* START Material for this exercise *
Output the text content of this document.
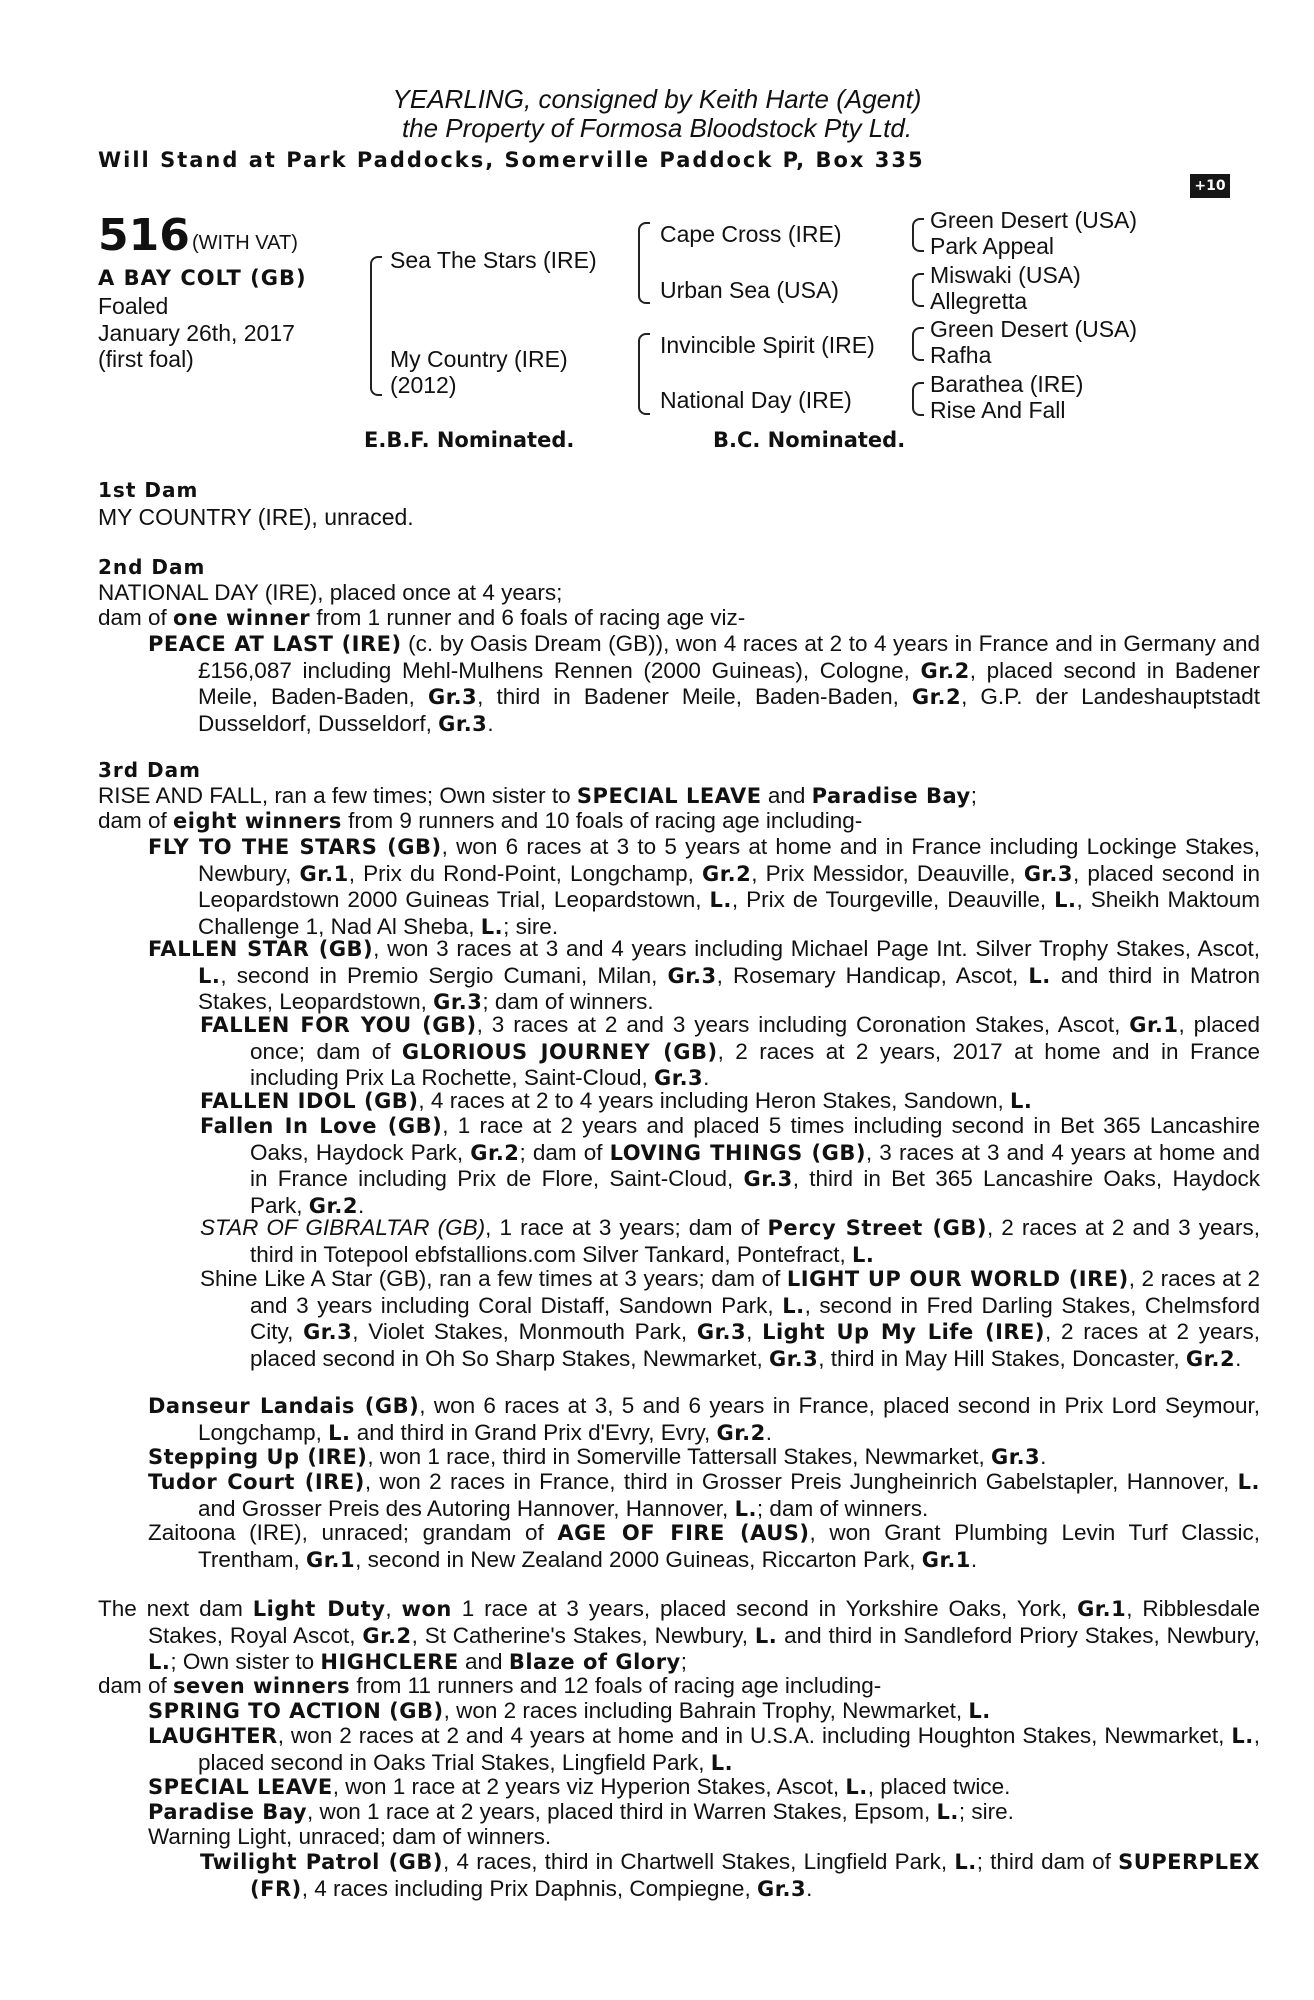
YEARLING, consigned by Keith Harte (Agent)
the Property of Formosa Bloodstock Pty Ltd.
Will Stand at Park Paddocks, Somerville Paddock P, Box 335
+10
516 (WITH VAT)
A BAY COLT (GB)
Foaled
January 26th, 2017
(first foal)
Sea The Stars (IRE)
My Country (IRE)
(2012)
Cape Cross (IRE)
Urban Sea (USA)
Invincible Spirit (IRE)
National Day (IRE)
Green Desert (USA)
Park Appeal
Miswaki (USA)
Allegretta
Green Desert (USA)
Rafha
Barathea (IRE)
Rise And Fall
E.B.F. Nominated.	B.C. Nominated.
1st Dam
MY COUNTRY (IRE), unraced.
2nd Dam
NATIONAL DAY (IRE), placed once at 4 years;
dam of one winner from 1 runner and 6 foals of racing age viz-
PEACE AT LAST (IRE) (c. by Oasis Dream (GB)), won 4 races at 2 to 4 years in France and in Germany and £156,087 including Mehl-Mulhens Rennen (2000 Guineas), Cologne, Gr.2, placed second in Badener Meile, Baden-Baden, Gr.3, third in Badener Meile, Baden-Baden, Gr.2, G.P. der Landeshauptstadt Dusseldorf, Dusseldorf, Gr.3.
3rd Dam
RISE AND FALL, ran a few times; Own sister to SPECIAL LEAVE and Paradise Bay;
dam of eight winners from 9 runners and 10 foals of racing age including-
FLY TO THE STARS (GB), won 6 races at 3 to 5 years at home and in France including Lockinge Stakes, Newbury, Gr.1, Prix du Rond-Point, Longchamp, Gr.2, Prix Messidor, Deauville, Gr.3, placed second in Leopardstown 2000 Guineas Trial, Leopardstown, L., Prix de Tourgeville, Deauville, L., Sheikh Maktoum Challenge 1, Nad Al Sheba, L.; sire.
FALLEN STAR (GB), won 3 races at 3 and 4 years including Michael Page Int. Silver Trophy Stakes, Ascot, L., second in Premio Sergio Cumani, Milan, Gr.3, Rosemary Handicap, Ascot, L. and third in Matron Stakes, Leopardstown, Gr.3; dam of winners.
FALLEN FOR YOU (GB), 3 races at 2 and 3 years including Coronation Stakes, Ascot, Gr.1, placed once; dam of GLORIOUS JOURNEY (GB), 2 races at 2 years, 2017 at home and in France including Prix La Rochette, Saint-Cloud, Gr.3.
FALLEN IDOL (GB), 4 races at 2 to 4 years including Heron Stakes, Sandown, L.
Fallen In Love (GB), 1 race at 2 years and placed 5 times including second in Bet 365 Lancashire Oaks, Haydock Park, Gr.2; dam of LOVING THINGS (GB), 3 races at 3 and 4 years at home and in France including Prix de Flore, Saint-Cloud, Gr.3, third in Bet 365 Lancashire Oaks, Haydock Park, Gr.2.
STAR OF GIBRALTAR (GB), 1 race at 3 years; dam of Percy Street (GB), 2 races at 2 and 3 years, third in Totepool ebfstallions.com Silver Tankard, Pontefract, L.
Shine Like A Star (GB), ran a few times at 3 years; dam of LIGHT UP OUR WORLD (IRE), 2 races at 2 and 3 years including Coral Distaff, Sandown Park, L., second in Fred Darling Stakes, Chelmsford City, Gr.3, Violet Stakes, Monmouth Park, Gr.3, Light Up My Life (IRE), 2 races at 2 years, placed second in Oh So Sharp Stakes, Newmarket, Gr.3, third in May Hill Stakes, Doncaster, Gr.2.
Danseur Landais (GB), won 6 races at 3, 5 and 6 years in France, placed second in Prix Lord Seymour, Longchamp, L. and third in Grand Prix d'Evry, Evry, Gr.2.
Stepping Up (IRE), won 1 race, third in Somerville Tattersall Stakes, Newmarket, Gr.3.
Tudor Court (IRE), won 2 races in France, third in Grosser Preis Jungheinrich Gabelstapler, Hannover, L. and Grosser Preis des Autoring Hannover, Hannover, L.; dam of winners.
Zaitoona (IRE), unraced; grandam of AGE OF FIRE (AUS), won Grant Plumbing Levin Turf Classic, Trentham, Gr.1, second in New Zealand 2000 Guineas, Riccarton Park, Gr.1.
The next dam Light Duty, won 1 race at 3 years, placed second in Yorkshire Oaks, York, Gr.1, Ribblesdale Stakes, Royal Ascot, Gr.2, St Catherine's Stakes, Newbury, L. and third in Sandleford Priory Stakes, Newbury, L.; Own sister to HIGHCLERE and Blaze of Glory;
dam of seven winners from 11 runners and 12 foals of racing age including-
SPRING TO ACTION (GB), won 2 races including Bahrain Trophy, Newmarket, L.
LAUGHTER, won 2 races at 2 and 4 years at home and in U.S.A. including Houghton Stakes, Newmarket, L., placed second in Oaks Trial Stakes, Lingfield Park, L.
SPECIAL LEAVE, won 1 race at 2 years viz Hyperion Stakes, Ascot, L., placed twice.
Paradise Bay, won 1 race at 2 years, placed third in Warren Stakes, Epsom, L.; sire.
Warning Light, unraced; dam of winners.
Twilight Patrol (GB), 4 races, third in Chartwell Stakes, Lingfield Park, L.; third dam of SUPERPLEX (FR), 4 races including Prix Daphnis, Compiegne, Gr.3.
* END Material for this exercise *
### Set task
Your task is to collect every line above that contains the word "unraced".

### Answer to this task
MY COUNTRY (IRE), unraced.
Zaitoona (IRE), unraced; grandam of AGE OF FIRE (AUS), won Grant Plumbing Levin Turf Classic, Trentham, Gr.1, second in New Zealand 2000 Guineas, Riccarton Park, Gr.1.
Warning Light, unraced; dam of winners.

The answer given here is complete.